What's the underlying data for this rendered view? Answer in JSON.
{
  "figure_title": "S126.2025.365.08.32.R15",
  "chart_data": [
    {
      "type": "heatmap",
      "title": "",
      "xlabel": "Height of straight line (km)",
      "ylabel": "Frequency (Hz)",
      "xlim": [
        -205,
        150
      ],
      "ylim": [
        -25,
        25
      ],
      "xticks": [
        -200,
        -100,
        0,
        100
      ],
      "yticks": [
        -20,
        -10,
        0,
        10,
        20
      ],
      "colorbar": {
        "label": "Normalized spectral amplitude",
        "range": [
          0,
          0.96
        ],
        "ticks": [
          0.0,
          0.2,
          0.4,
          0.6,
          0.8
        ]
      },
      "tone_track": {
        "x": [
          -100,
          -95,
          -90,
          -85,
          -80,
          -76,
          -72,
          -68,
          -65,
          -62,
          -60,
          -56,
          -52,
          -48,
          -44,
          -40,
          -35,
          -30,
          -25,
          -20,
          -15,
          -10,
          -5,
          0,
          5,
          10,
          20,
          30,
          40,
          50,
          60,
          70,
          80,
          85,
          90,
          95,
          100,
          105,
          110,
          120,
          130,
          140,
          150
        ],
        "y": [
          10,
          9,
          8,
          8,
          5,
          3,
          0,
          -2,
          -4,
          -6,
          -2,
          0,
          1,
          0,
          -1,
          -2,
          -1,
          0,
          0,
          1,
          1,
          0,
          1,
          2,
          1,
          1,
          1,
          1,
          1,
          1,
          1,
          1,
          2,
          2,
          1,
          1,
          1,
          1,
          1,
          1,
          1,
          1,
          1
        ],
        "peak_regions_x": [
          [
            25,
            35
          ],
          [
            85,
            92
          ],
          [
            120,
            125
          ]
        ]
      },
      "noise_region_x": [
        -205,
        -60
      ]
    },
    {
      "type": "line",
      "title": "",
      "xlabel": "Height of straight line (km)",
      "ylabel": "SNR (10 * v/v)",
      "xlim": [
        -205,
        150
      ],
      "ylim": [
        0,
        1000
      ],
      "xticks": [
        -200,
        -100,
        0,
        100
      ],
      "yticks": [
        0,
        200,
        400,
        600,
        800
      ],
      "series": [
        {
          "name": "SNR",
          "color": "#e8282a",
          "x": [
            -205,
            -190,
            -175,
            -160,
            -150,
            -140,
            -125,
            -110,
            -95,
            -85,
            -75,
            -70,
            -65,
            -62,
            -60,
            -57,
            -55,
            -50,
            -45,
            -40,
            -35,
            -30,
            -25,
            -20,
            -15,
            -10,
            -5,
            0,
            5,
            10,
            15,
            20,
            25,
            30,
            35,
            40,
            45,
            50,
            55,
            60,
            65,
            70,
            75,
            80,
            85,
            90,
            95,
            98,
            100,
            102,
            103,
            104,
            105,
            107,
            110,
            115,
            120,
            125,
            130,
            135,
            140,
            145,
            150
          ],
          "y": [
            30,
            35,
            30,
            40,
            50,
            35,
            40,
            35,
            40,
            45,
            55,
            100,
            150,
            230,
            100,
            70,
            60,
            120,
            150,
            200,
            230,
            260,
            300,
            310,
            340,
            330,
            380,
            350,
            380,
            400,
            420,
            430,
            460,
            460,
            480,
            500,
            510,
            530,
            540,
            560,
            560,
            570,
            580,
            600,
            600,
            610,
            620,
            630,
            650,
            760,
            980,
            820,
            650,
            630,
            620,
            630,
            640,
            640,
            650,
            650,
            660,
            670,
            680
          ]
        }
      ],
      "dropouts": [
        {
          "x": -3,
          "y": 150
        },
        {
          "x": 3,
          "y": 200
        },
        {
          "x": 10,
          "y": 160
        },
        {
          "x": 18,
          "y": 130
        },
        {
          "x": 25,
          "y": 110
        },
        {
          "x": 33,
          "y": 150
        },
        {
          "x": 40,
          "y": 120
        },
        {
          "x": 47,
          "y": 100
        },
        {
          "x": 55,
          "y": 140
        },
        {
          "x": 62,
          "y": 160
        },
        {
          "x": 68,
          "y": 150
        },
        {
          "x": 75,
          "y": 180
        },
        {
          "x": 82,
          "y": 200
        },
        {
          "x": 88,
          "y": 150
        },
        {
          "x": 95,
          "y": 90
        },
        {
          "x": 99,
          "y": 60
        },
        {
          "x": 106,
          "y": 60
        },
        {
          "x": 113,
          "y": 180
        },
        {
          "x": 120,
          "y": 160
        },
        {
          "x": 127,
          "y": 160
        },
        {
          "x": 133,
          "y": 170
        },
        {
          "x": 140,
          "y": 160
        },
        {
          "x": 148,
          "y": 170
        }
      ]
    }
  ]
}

*WORK TO DO:* Please output every record, keeping each line exact.

*TASK RESPONSE:*
What's the underlying data for this rendered view? Answer in JSON.
{
  "figure_title": "S126.2025.365.08.32.R15",
  "chart_data": [
    {
      "type": "heatmap",
      "title": "",
      "xlabel": "Height of straight line (km)",
      "ylabel": "Frequency (Hz)",
      "xlim": [
        -205,
        150
      ],
      "ylim": [
        -25,
        25
      ],
      "xticks": [
        -200,
        -100,
        0,
        100
      ],
      "yticks": [
        -20,
        -10,
        0,
        10,
        20
      ],
      "colorbar": {
        "label": "Normalized spectral amplitude",
        "range": [
          0,
          0.96
        ],
        "ticks": [
          0.0,
          0.2,
          0.4,
          0.6,
          0.8
        ]
      },
      "tone_track": {
        "x": [
          -100,
          -95,
          -90,
          -85,
          -80,
          -76,
          -72,
          -68,
          -65,
          -62,
          -60,
          -56,
          -52,
          -48,
          -44,
          -40,
          -35,
          -30,
          -25,
          -20,
          -15,
          -10,
          -5,
          0,
          5,
          10,
          20,
          30,
          40,
          50,
          60,
          70,
          80,
          85,
          90,
          95,
          100,
          105,
          110,
          120,
          130,
          140,
          150
        ],
        "y": [
          10,
          9,
          8,
          8,
          5,
          3,
          0,
          -2,
          -4,
          -6,
          -2,
          0,
          1,
          0,
          -1,
          -2,
          -1,
          0,
          0,
          1,
          1,
          0,
          1,
          2,
          1,
          1,
          1,
          1,
          1,
          1,
          1,
          1,
          2,
          2,
          1,
          1,
          1,
          1,
          1,
          1,
          1,
          1,
          1
        ],
        "peak_regions_x": [
          [
            25,
            35
          ],
          [
            85,
            92
          ],
          [
            120,
            125
          ]
        ]
      },
      "noise_region_x": [
        -205,
        -60
      ]
    },
    {
      "type": "line",
      "title": "",
      "xlabel": "Height of straight line (km)",
      "ylabel": "SNR (10 * v/v)",
      "xlim": [
        -205,
        150
      ],
      "ylim": [
        0,
        1000
      ],
      "xticks": [
        -200,
        -100,
        0,
        100
      ],
      "yticks": [
        0,
        200,
        400,
        600,
        800
      ],
      "series": [
        {
          "name": "SNR",
          "color": "#e8282a",
          "x": [
            -205,
            -190,
            -175,
            -160,
            -150,
            -140,
            -125,
            -110,
            -95,
            -85,
            -75,
            -70,
            -65,
            -62,
            -60,
            -57,
            -55,
            -50,
            -45,
            -40,
            -35,
            -30,
            -25,
            -20,
            -15,
            -10,
            -5,
            0,
            5,
            10,
            15,
            20,
            25,
            30,
            35,
            40,
            45,
            50,
            55,
            60,
            65,
            70,
            75,
            80,
            85,
            90,
            95,
            98,
            100,
            102,
            103,
            104,
            105,
            107,
            110,
            115,
            120,
            125,
            130,
            135,
            140,
            145,
            150
          ],
          "y": [
            30,
            35,
            30,
            40,
            50,
            35,
            40,
            35,
            40,
            45,
            55,
            100,
            150,
            230,
            100,
            70,
            60,
            120,
            150,
            200,
            230,
            260,
            300,
            310,
            340,
            330,
            380,
            350,
            380,
            400,
            420,
            430,
            460,
            460,
            480,
            500,
            510,
            530,
            540,
            560,
            560,
            570,
            580,
            600,
            600,
            610,
            620,
            630,
            650,
            760,
            980,
            820,
            650,
            630,
            620,
            630,
            640,
            640,
            650,
            650,
            660,
            670,
            680
          ]
        }
      ],
      "dropouts": [
        {
          "x": -3,
          "y": 150
        },
        {
          "x": 3,
          "y": 200
        },
        {
          "x": 10,
          "y": 160
        },
        {
          "x": 18,
          "y": 130
        },
        {
          "x": 25,
          "y": 110
        },
        {
          "x": 33,
          "y": 150
        },
        {
          "x": 40,
          "y": 120
        },
        {
          "x": 47,
          "y": 100
        },
        {
          "x": 55,
          "y": 140
        },
        {
          "x": 62,
          "y": 160
        },
        {
          "x": 68,
          "y": 150
        },
        {
          "x": 75,
          "y": 180
        },
        {
          "x": 82,
          "y": 200
        },
        {
          "x": 88,
          "y": 150
        },
        {
          "x": 95,
          "y": 90
        },
        {
          "x": 99,
          "y": 60
        },
        {
          "x": 106,
          "y": 60
        },
        {
          "x": 113,
          "y": 180
        },
        {
          "x": 120,
          "y": 160
        },
        {
          "x": 127,
          "y": 160
        },
        {
          "x": 133,
          "y": 170
        },
        {
          "x": 140,
          "y": 160
        },
        {
          "x": 148,
          "y": 170
        }
      ]
    }
  ]
}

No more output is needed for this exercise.